------ RECORDS FOR THE TASK ------

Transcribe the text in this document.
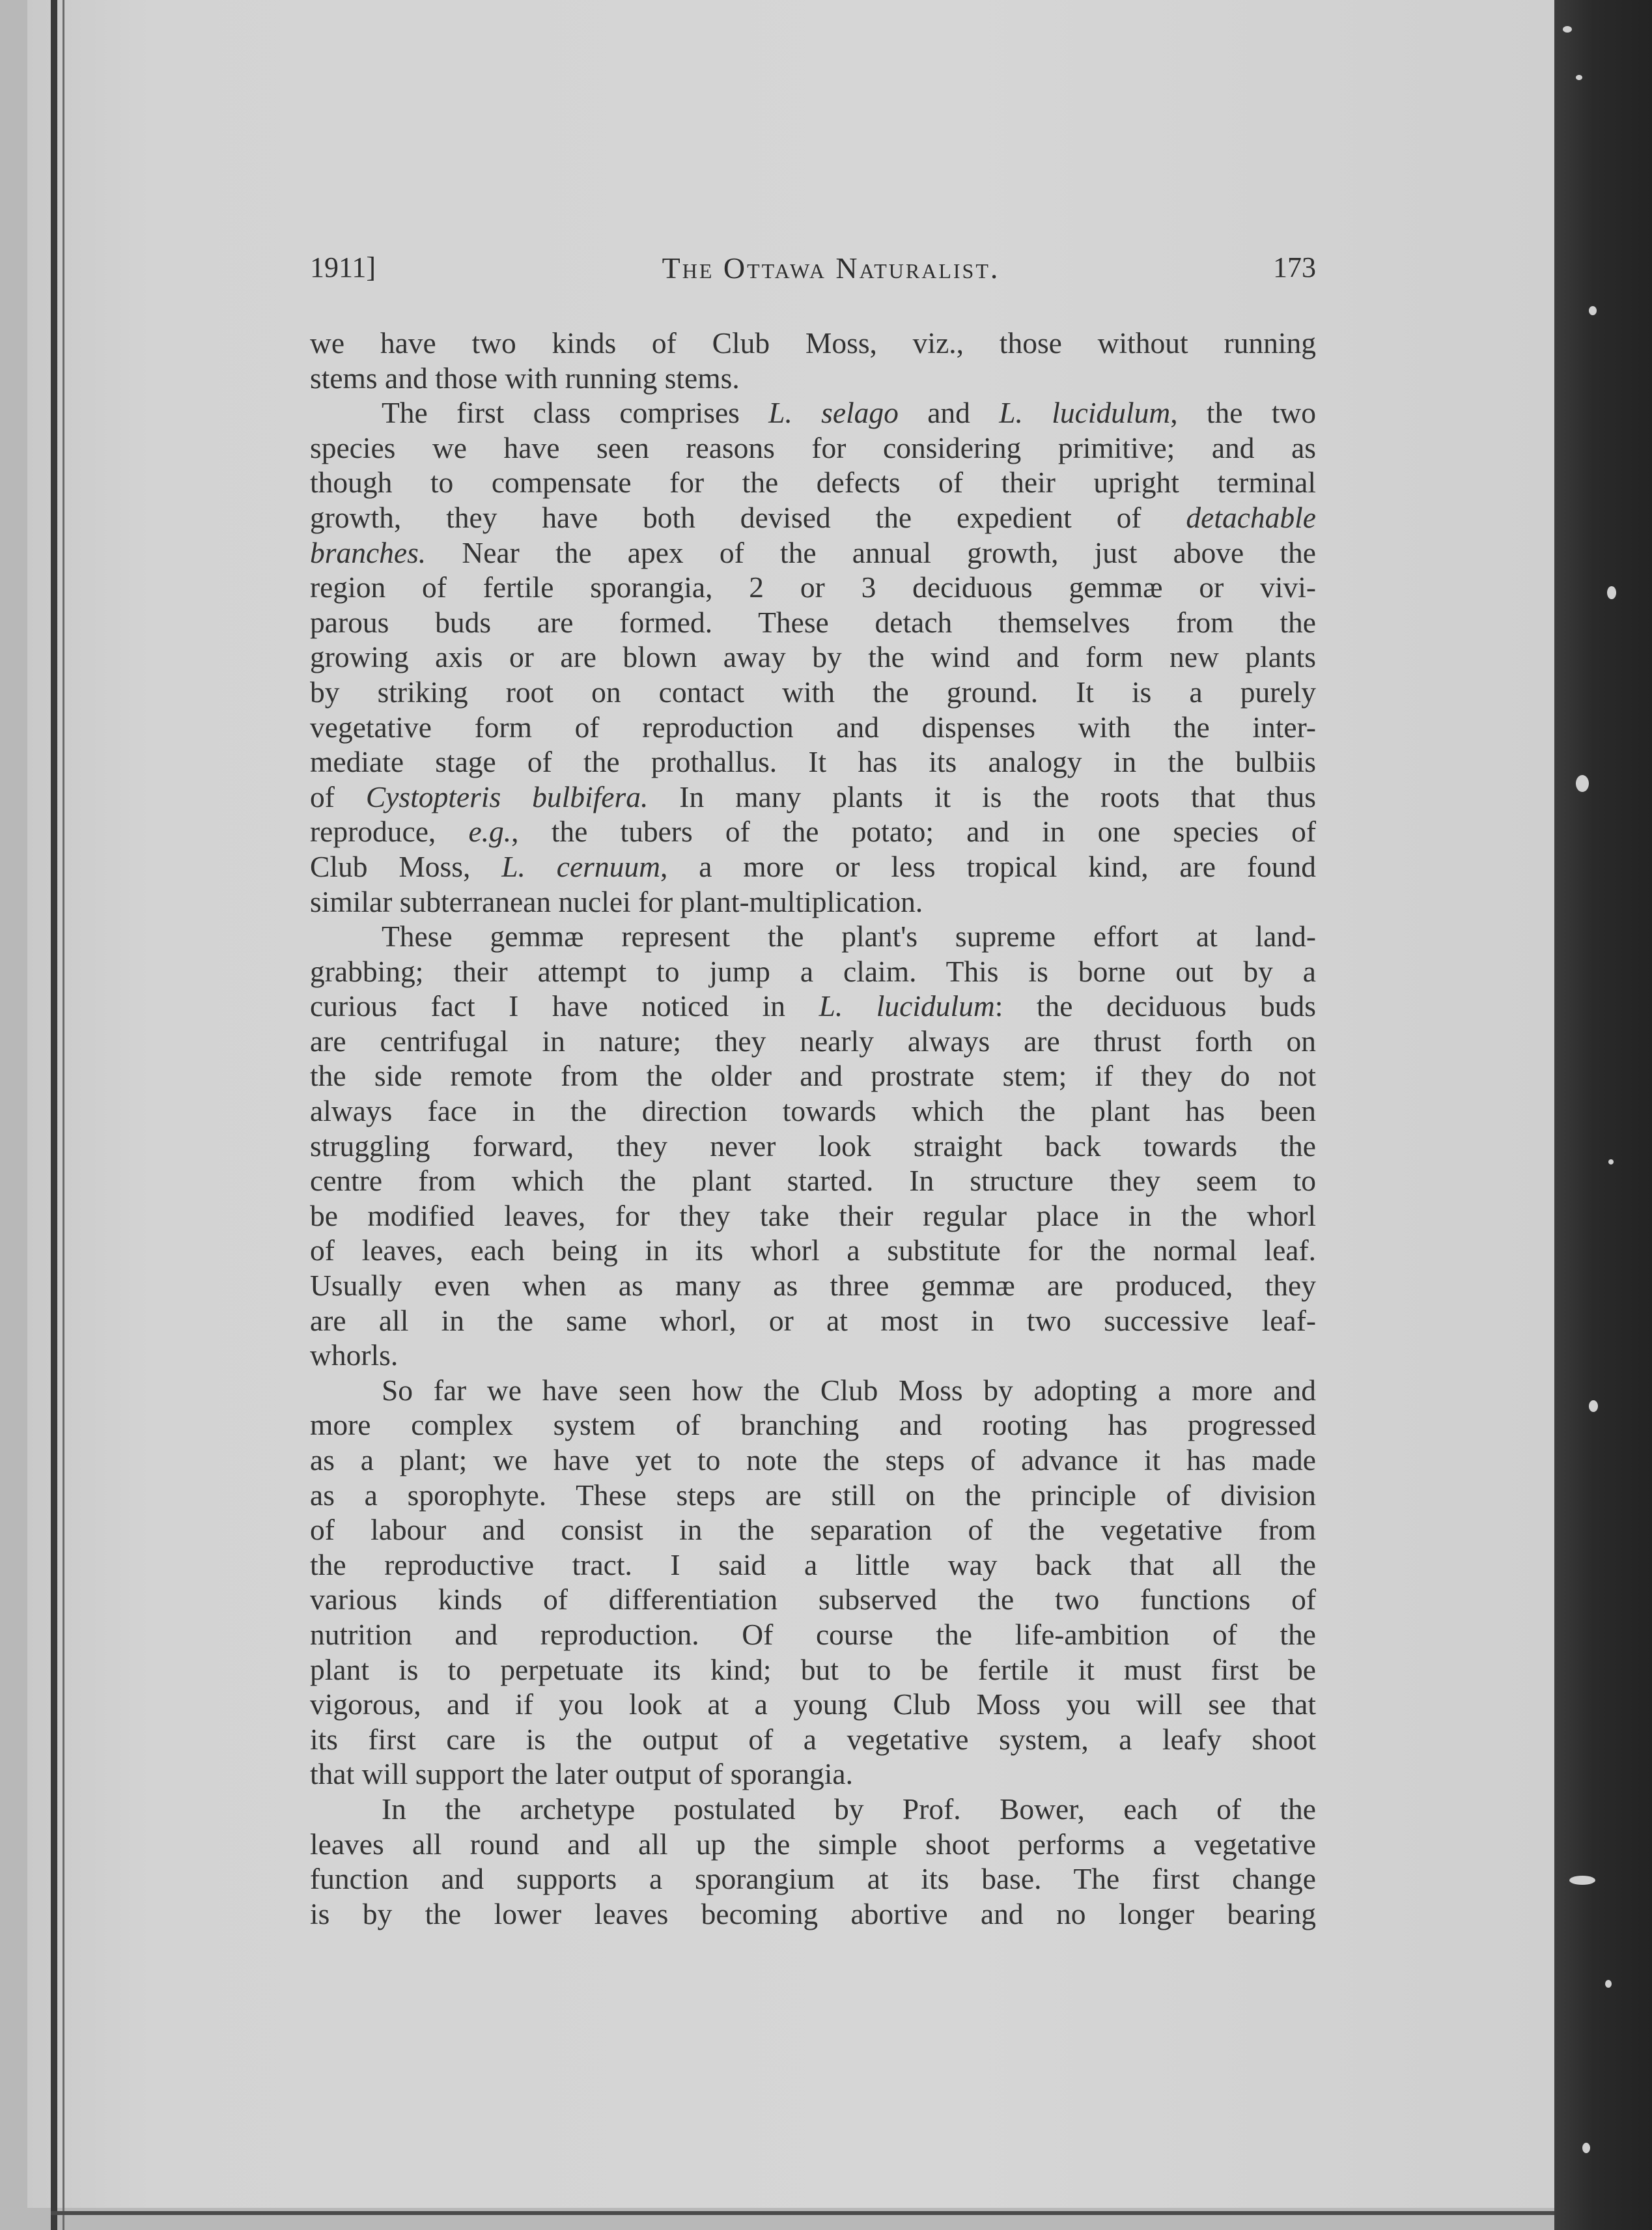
1911]	The Ottawa Naturalist.	173
we have two kinds of Club Moss, viz., those without running
stems and those with running stems.
The first class comprises L. selago and L. lucidulum, the two
species we have seen reasons for considering primitive; and as
though to compensate for the defects of their upright terminal
growth, they have both devised the expedient of detachable
branches. Near the apex of the annual growth, just above the
region of fertile sporangia, 2 or 3 deciduous gemmæ or vivi-
parous buds are formed. These detach themselves from the
growing axis or are blown away by the wind and form new plants
by striking root on contact with the ground. It is a purely
vegetative form of reproduction and dispenses with the inter-
mediate stage of the prothallus. It has its analogy in the bulbiis
of Cystopteris bulbifera. In many plants it is the roots that thus
reproduce, e.g., the tubers of the potato; and in one species of
Club Moss, L. cernuum, a more or less tropical kind, are found
similar subterranean nuclei for plant-multiplication.
These gemmæ represent the plant's supreme effort at land-
grabbing; their attempt to jump a claim. This is borne out by a
curious fact I have noticed in L. lucidulum: the deciduous buds
are centrifugal in nature; they nearly always are thrust forth on
the side remote from the older and prostrate stem; if they do not
always face in the direction towards which the plant has been
struggling forward, they never look straight back towards the
centre from which the plant started. In structure they seem to
be modified leaves, for they take their regular place in the whorl
of leaves, each being in its whorl a substitute for the normal leaf.
Usually even when as many as three gemmæ are produced, they
are all in the same whorl, or at most in two successive leaf-
whorls.
So far we have seen how the Club Moss by adopting a more and
more complex system of branching and rooting has progressed
as a plant; we have yet to note the steps of advance it has made
as a sporophyte. These steps are still on the principle of division
of labour and consist in the separation of the vegetative from
the reproductive tract. I said a little way back that all the
various kinds of differentiation subserved the two functions of
nutrition and reproduction. Of course the life-ambition of the
plant is to perpetuate its kind; but to be fertile it must first be
vigorous, and if you look at a young Club Moss you will see that
its first care is the output of a vegetative system, a leafy shoot
that will support the later output of sporangia.
In the archetype postulated by Prof. Bower, each of the
leaves all round and all up the simple shoot performs a vegetative
function and supports a sporangium at its base. The first change
is by the lower leaves becoming abortive and no longer bearing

------

Which lines in the data above contain "seen"? Show each one.

species we have seen reasons for considering primitive; and as
So far we have seen how the Club Moss by adopting a more and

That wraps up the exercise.